• Aim
Gather each line in the entries that includes the string "PORTUGAL".

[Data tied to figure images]
........

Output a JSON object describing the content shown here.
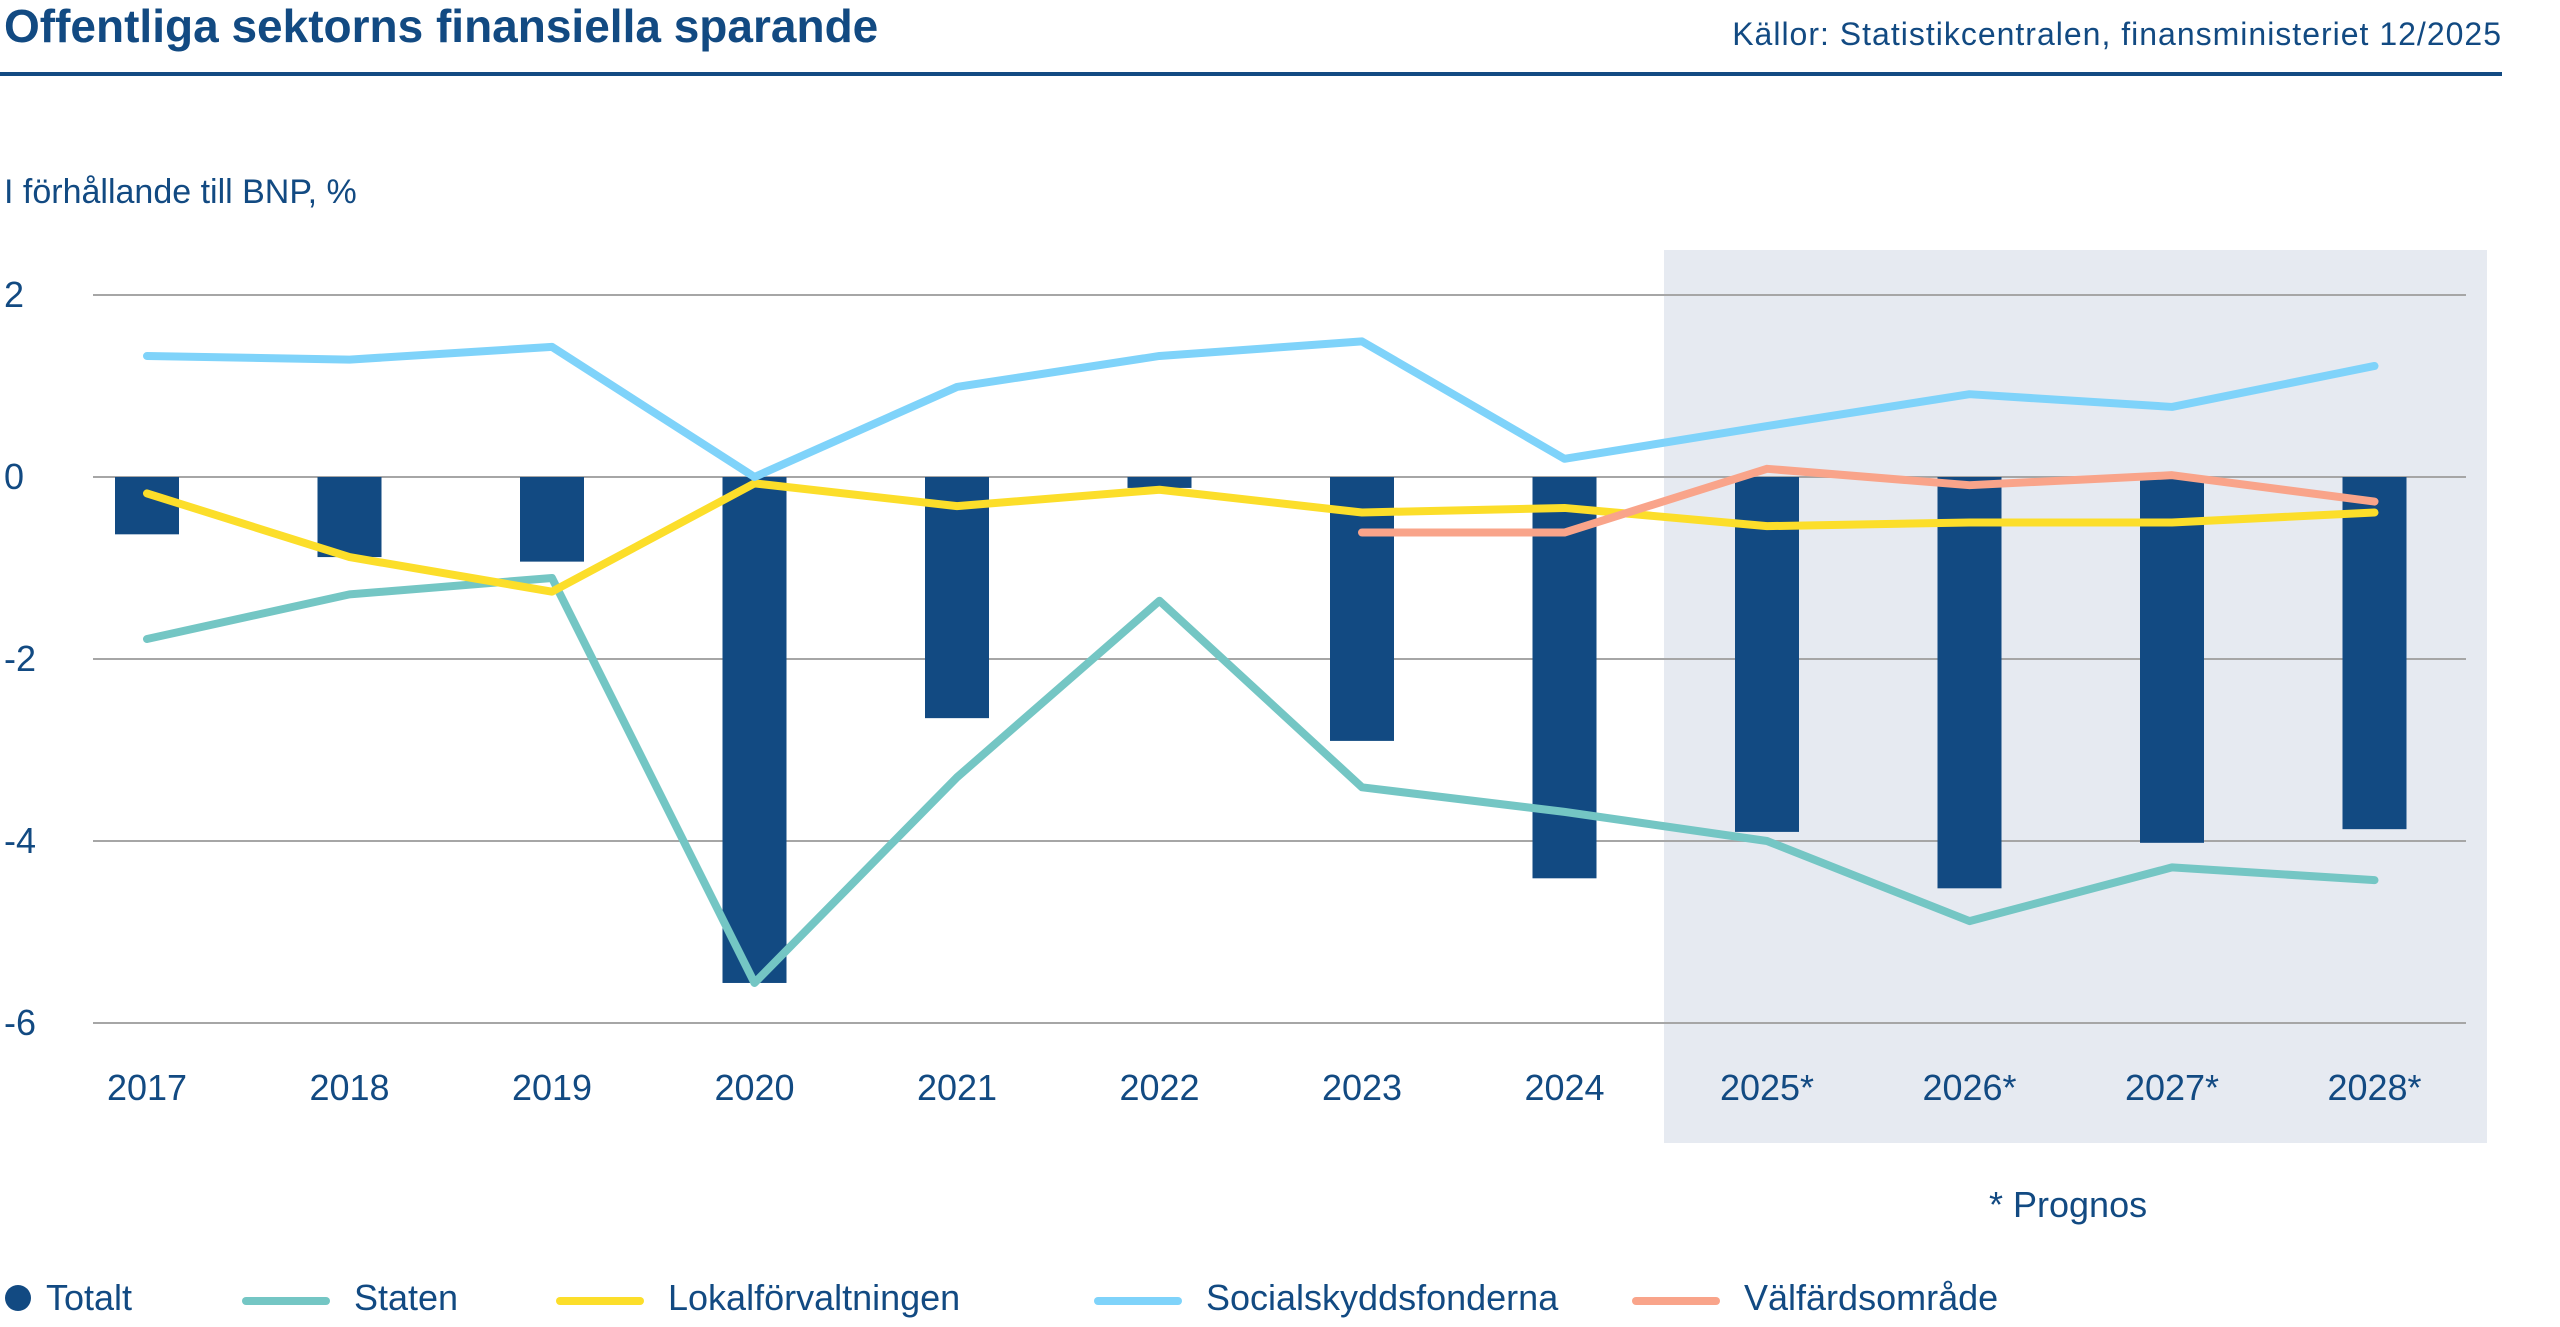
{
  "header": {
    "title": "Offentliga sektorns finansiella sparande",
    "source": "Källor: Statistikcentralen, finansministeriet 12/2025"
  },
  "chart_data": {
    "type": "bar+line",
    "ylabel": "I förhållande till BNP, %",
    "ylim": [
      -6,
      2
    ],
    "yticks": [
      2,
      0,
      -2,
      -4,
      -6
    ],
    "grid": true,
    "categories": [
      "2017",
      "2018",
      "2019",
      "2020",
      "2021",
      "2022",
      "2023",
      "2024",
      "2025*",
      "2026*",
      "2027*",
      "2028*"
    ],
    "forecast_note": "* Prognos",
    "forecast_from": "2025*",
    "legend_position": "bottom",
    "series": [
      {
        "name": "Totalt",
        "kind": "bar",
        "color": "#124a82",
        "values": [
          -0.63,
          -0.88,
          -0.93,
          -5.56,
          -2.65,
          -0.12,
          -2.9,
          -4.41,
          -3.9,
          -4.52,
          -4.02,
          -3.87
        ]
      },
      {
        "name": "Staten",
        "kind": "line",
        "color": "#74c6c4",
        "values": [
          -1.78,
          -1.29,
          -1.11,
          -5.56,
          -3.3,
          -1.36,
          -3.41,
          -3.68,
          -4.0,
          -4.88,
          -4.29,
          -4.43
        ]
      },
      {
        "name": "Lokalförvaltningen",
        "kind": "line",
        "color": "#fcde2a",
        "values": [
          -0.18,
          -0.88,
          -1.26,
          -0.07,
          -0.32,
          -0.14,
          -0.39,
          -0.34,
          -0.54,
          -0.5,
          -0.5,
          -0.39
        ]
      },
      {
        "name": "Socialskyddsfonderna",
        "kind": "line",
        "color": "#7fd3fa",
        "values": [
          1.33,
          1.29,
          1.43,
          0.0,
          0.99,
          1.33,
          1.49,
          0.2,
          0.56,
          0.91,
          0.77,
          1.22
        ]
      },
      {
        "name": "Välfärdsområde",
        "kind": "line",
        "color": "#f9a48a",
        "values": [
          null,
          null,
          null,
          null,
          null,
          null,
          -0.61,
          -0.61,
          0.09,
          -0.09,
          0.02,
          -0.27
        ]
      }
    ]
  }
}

........

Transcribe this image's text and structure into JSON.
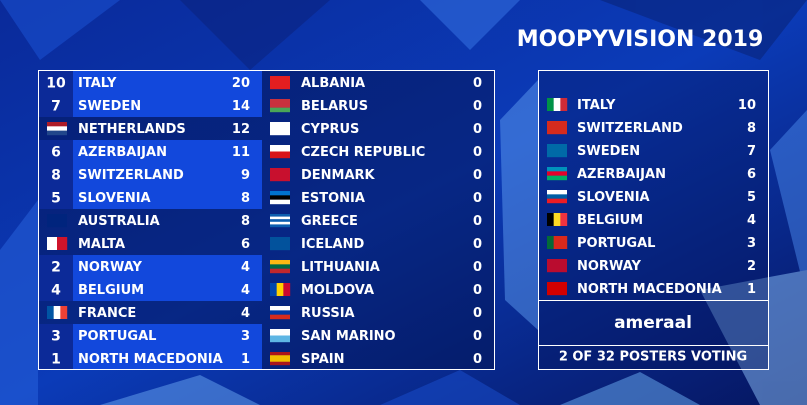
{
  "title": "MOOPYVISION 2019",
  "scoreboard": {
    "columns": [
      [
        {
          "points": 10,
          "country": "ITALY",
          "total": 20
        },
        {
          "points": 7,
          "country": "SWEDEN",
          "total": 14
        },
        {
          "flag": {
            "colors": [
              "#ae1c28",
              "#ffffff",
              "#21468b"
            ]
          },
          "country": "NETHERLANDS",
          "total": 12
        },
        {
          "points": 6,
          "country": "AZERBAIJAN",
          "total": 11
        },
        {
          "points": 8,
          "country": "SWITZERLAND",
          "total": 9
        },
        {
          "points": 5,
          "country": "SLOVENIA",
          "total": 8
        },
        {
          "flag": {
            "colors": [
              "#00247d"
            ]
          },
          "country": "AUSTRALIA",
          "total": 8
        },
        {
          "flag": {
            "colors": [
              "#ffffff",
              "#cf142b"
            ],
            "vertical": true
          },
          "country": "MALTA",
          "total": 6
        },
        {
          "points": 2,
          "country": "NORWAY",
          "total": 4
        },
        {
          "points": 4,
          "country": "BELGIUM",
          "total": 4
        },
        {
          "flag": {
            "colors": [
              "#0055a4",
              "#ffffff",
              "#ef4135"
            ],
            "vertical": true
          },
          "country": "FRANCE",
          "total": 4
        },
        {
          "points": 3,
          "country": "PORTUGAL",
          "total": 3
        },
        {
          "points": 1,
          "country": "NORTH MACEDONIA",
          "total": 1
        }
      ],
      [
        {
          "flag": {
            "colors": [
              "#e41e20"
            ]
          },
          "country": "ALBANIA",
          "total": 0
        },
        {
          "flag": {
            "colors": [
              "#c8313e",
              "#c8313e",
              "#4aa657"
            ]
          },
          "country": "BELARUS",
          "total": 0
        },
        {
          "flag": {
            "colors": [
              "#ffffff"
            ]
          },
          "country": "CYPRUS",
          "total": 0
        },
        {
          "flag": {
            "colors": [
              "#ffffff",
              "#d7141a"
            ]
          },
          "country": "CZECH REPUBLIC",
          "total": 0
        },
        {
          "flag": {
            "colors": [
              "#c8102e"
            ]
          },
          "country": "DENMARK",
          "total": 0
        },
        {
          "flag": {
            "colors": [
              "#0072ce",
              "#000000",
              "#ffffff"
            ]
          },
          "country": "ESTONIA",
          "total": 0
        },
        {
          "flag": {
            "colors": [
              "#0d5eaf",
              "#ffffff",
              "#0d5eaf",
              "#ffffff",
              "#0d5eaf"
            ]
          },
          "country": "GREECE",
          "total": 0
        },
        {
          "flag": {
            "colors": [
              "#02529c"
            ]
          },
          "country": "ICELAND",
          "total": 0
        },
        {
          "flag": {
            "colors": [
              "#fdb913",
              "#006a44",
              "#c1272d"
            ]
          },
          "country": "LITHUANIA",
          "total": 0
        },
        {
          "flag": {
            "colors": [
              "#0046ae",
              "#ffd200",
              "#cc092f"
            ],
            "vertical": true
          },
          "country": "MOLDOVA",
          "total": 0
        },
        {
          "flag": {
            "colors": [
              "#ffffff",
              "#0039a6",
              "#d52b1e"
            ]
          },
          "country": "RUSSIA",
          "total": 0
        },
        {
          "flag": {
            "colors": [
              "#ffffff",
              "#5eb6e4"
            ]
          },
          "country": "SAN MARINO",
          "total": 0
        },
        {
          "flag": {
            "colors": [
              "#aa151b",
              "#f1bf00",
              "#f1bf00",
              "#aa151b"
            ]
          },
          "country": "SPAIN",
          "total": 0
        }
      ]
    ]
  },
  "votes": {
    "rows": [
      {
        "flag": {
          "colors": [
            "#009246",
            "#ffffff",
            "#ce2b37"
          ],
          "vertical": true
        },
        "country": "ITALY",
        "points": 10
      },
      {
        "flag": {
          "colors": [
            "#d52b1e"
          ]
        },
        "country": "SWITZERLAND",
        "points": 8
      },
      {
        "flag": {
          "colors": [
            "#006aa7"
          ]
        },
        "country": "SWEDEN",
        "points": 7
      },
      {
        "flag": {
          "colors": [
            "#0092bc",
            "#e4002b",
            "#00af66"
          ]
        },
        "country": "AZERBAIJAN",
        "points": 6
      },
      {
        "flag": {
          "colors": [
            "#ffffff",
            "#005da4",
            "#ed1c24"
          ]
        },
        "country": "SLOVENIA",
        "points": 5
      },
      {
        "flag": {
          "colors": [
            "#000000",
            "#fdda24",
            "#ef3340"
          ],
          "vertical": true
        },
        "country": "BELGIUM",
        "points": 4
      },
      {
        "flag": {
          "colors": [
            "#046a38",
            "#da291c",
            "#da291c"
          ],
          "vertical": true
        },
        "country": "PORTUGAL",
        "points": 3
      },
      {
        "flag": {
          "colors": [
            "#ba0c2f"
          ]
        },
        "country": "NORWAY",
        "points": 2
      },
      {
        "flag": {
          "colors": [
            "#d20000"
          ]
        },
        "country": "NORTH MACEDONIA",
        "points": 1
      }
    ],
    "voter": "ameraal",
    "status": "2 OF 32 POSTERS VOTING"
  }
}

........

• The result
          "country": "PORTUGAL",
        "country": "PORTUGAL",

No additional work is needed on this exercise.